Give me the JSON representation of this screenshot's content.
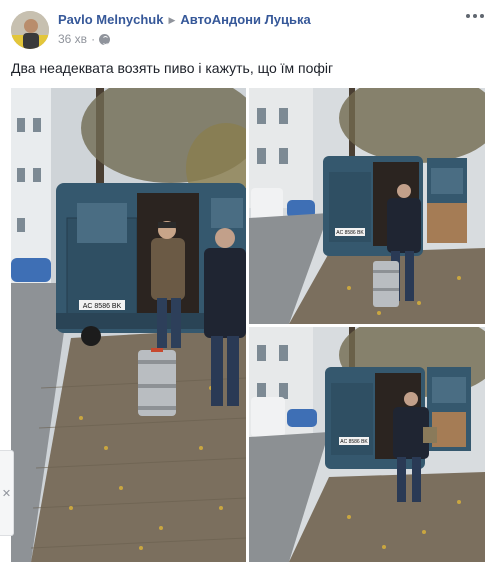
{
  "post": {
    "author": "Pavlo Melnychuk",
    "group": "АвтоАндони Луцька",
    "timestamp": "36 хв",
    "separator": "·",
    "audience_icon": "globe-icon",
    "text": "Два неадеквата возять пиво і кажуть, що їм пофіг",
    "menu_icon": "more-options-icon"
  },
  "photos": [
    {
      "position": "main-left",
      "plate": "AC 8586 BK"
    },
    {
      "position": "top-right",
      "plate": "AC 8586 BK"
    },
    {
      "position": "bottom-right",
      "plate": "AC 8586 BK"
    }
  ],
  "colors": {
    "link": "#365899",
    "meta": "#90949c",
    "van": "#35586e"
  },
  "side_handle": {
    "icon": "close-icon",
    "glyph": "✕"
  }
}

————

Challenge :: Search the records above for "icon". Copy each line where it is found.

Task solution ::
    "audience_icon": "globe-icon",
    "menu_icon": "more-options-icon"
    "icon": "close-icon",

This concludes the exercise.